▶ **WRITTEN INSTRUCTION**: Wherever the word "Record" turns up in a line of the entries, copy that line.

--------------------------------------------------

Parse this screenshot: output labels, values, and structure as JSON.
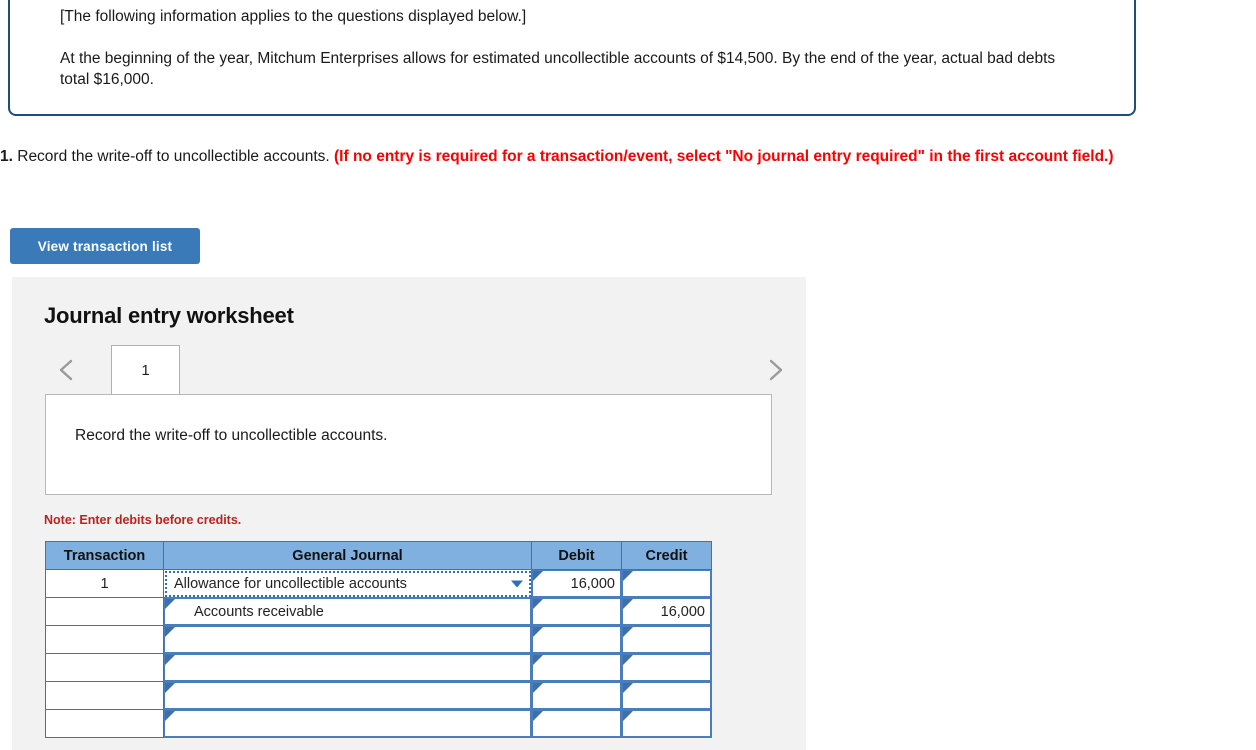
{
  "info_box": {
    "line1": "[The following information applies to the questions displayed below.]",
    "line2": "At the beginning of the year, Mitchum Enterprises allows for estimated uncollectible accounts of $14,500. By the end of the year, actual bad debts total $16,000."
  },
  "question": {
    "number": "1.",
    "text": " Record the write-off to uncollectible accounts. ",
    "hint": "(If no entry is required for a transaction/event, select \"No journal entry required\" in the first account field.)"
  },
  "toolbar": {
    "view_transaction_list_label": "View transaction list"
  },
  "worksheet": {
    "title": "Journal entry worksheet",
    "prev_label": "‹",
    "next_label": "›",
    "tabs": [
      {
        "label": "1",
        "active": true
      }
    ],
    "description": "Record the write-off to uncollectible accounts.",
    "note": "Note: Enter debits before credits.",
    "table": {
      "headers": [
        "Transaction",
        "General Journal",
        "Debit",
        "Credit"
      ],
      "rows": [
        {
          "transaction": "1",
          "account": "Allowance for uncollectible accounts",
          "indent": false,
          "is_select": true,
          "debit": "16,000",
          "credit": ""
        },
        {
          "transaction": "",
          "account": "Accounts receivable",
          "indent": true,
          "is_select": false,
          "debit": "",
          "credit": "16,000"
        },
        {
          "transaction": "",
          "account": "",
          "indent": false,
          "is_select": false,
          "debit": "",
          "credit": ""
        },
        {
          "transaction": "",
          "account": "",
          "indent": false,
          "is_select": false,
          "debit": "",
          "credit": ""
        },
        {
          "transaction": "",
          "account": "",
          "indent": false,
          "is_select": false,
          "debit": "",
          "credit": ""
        },
        {
          "transaction": "",
          "account": "",
          "indent": false,
          "is_select": false,
          "debit": "",
          "credit": ""
        }
      ]
    }
  },
  "colors": {
    "info_border": "#1f4e79",
    "button_blue": "#3a7ab8",
    "hint_red": "#fa0000",
    "note_red": "#bb2222",
    "table_header_blue": "#7fb0df",
    "cell_border_blue": "#4a7ebb",
    "panel_gray": "#f2f2f2"
  }
}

--------------------------------------------------

▶ **OUTPUT BELOW**:
    "text": " Record the write-off to uncollectible accounts. ",
    "description": "Record the write-off to uncollectible accounts.",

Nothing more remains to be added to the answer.